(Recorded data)
=====
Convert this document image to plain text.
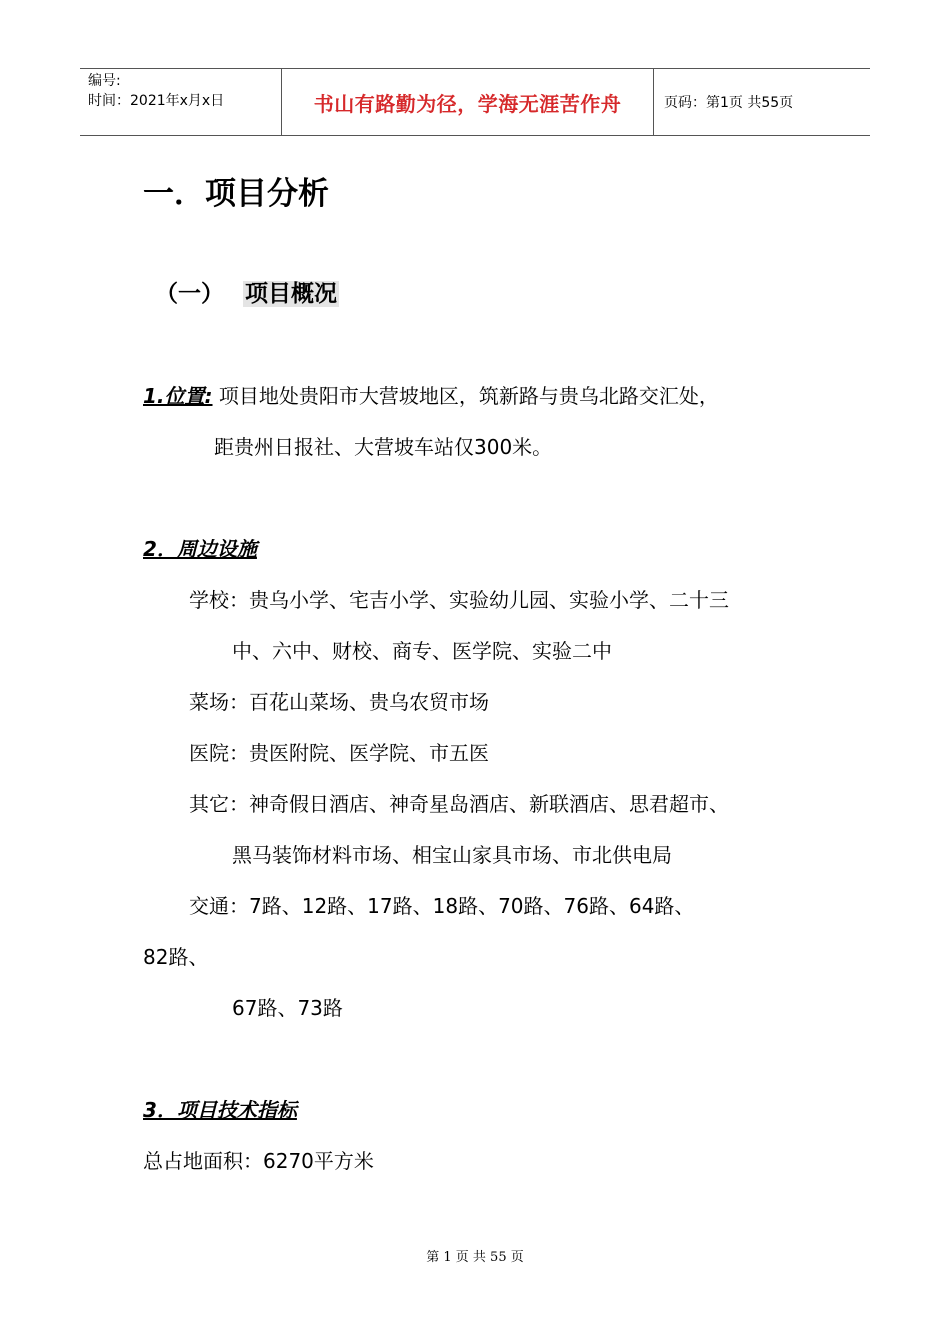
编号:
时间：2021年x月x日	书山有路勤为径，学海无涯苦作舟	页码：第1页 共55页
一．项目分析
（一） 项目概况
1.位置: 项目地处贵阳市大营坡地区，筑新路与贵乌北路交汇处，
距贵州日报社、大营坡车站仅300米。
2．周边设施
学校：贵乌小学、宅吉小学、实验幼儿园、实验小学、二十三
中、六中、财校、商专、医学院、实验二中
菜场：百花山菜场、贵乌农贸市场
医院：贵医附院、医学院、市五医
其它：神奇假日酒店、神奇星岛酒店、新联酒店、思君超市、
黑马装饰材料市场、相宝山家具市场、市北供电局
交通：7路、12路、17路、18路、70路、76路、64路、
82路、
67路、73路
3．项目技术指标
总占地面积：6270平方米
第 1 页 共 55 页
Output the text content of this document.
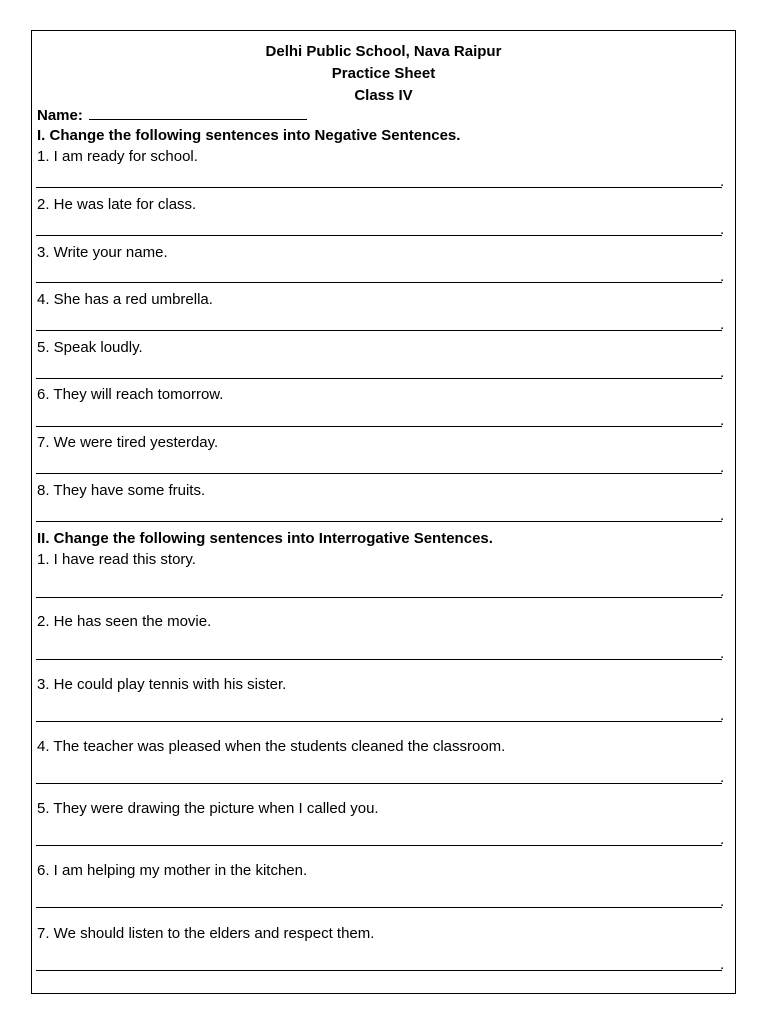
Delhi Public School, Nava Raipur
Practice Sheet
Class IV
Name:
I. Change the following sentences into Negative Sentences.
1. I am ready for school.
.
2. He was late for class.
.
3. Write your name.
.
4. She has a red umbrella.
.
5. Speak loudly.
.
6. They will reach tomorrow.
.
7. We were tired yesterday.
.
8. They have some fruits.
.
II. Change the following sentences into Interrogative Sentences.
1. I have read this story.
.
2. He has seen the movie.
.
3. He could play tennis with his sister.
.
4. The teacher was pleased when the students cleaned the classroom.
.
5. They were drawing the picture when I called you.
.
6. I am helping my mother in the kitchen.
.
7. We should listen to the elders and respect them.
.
=====
■ **What is expected**:
Your copy should repeat each entry above exactly but contain no pictures.

■ **Exercise response**:
Convert this document image to plain text.
编号:
时间：2021年x月x日	书山有路勤为径，学海无涯苦作舟	页码：第1页 共55页
一．项目分析
（一） 项目概况
1.位置: 项目地处贵阳市大营坡地区，筑新路与贵乌北路交汇处，
距贵州日报社、大营坡车站仅300米。
2．周边设施
学校：贵乌小学、宅吉小学、实验幼儿园、实验小学、二十三
中、六中、财校、商专、医学院、实验二中
菜场：百花山菜场、贵乌农贸市场
医院：贵医附院、医学院、市五医
其它：神奇假日酒店、神奇星岛酒店、新联酒店、思君超市、
黑马装饰材料市场、相宝山家具市场、市北供电局
交通：7路、12路、17路、18路、70路、76路、64路、
82路、
67路、73路
3．项目技术指标
总占地面积：6270平方米
第 1 页 共 55 页
Output the text content of this document.
Delhi Public School, Nava Raipur
Practice Sheet
Class IV
Name:
I. Change the following sentences into Negative Sentences.
1. I am ready for school.
.
2. He was late for class.
.
3. Write your name.
.
4. She has a red umbrella.
.
5. Speak loudly.
.
6. They will reach tomorrow.
.
7. We were tired yesterday.
.
8. They have some fruits.
.
II. Change the following sentences into Interrogative Sentences.
1. I have read this story.
.
2. He has seen the movie.
.
3. He could play tennis with his sister.
.
4. The teacher was pleased when the students cleaned the classroom.
.
5. They were drawing the picture when I called you.
.
6. I am helping my mother in the kitchen.
.
7. We should listen to the elders and respect them.
.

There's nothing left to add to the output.